Your answer must consist solely of the number of lines that contain the word "точки".

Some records
◆ ◆ ◆ ◆ ◆

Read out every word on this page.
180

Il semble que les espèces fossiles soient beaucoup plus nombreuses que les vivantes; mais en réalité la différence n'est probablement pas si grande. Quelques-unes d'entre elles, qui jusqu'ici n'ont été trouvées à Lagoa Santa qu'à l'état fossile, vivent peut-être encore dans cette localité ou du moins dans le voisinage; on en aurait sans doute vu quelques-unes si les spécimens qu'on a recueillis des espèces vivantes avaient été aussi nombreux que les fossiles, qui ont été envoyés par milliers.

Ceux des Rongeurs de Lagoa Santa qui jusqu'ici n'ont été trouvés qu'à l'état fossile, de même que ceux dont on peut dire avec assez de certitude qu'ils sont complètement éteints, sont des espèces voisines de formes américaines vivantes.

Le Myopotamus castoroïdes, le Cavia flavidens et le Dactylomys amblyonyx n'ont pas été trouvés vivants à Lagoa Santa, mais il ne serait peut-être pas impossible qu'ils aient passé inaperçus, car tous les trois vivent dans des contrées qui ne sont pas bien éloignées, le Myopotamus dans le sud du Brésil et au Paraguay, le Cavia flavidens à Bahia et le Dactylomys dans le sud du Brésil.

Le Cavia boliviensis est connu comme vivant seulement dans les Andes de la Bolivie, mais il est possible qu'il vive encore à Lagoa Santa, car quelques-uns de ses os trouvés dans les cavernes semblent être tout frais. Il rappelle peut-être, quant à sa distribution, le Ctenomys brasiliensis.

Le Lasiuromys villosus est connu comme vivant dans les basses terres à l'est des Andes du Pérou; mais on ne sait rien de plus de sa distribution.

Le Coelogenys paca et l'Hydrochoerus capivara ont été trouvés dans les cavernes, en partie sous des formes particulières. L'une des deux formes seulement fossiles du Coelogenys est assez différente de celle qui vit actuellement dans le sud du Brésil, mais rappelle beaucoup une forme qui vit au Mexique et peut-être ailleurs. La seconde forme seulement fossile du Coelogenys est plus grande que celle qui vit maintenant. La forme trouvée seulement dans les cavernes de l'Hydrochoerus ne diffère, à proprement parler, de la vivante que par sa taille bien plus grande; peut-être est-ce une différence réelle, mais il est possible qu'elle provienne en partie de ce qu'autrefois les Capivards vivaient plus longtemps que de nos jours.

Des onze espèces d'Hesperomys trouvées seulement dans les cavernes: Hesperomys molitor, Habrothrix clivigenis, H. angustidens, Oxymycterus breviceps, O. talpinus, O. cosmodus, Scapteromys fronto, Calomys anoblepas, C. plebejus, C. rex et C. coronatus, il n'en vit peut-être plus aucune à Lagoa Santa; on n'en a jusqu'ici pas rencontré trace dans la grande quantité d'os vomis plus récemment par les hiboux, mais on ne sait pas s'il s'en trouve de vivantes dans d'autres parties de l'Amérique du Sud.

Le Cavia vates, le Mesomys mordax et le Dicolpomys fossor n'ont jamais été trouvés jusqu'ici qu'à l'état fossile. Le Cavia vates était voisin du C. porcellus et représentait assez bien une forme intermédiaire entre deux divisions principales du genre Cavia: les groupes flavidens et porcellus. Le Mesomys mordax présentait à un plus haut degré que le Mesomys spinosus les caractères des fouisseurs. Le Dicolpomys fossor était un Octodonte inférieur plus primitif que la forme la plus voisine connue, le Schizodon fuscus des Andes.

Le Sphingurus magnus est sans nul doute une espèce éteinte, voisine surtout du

◆ ◆ ◆ ◆ ◆

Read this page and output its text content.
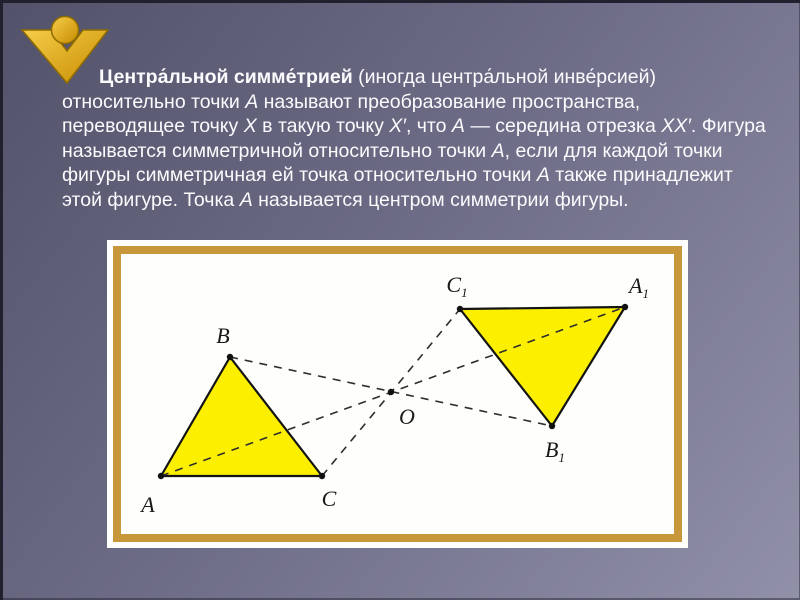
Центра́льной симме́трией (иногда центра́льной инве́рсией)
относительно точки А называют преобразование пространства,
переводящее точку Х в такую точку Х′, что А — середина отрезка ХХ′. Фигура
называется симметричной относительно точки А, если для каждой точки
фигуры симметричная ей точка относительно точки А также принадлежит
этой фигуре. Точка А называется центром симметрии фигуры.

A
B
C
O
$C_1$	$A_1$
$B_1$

◆ ◆ ◆ ◆ ◆

▸ **COMPLETE ANSWER**: 3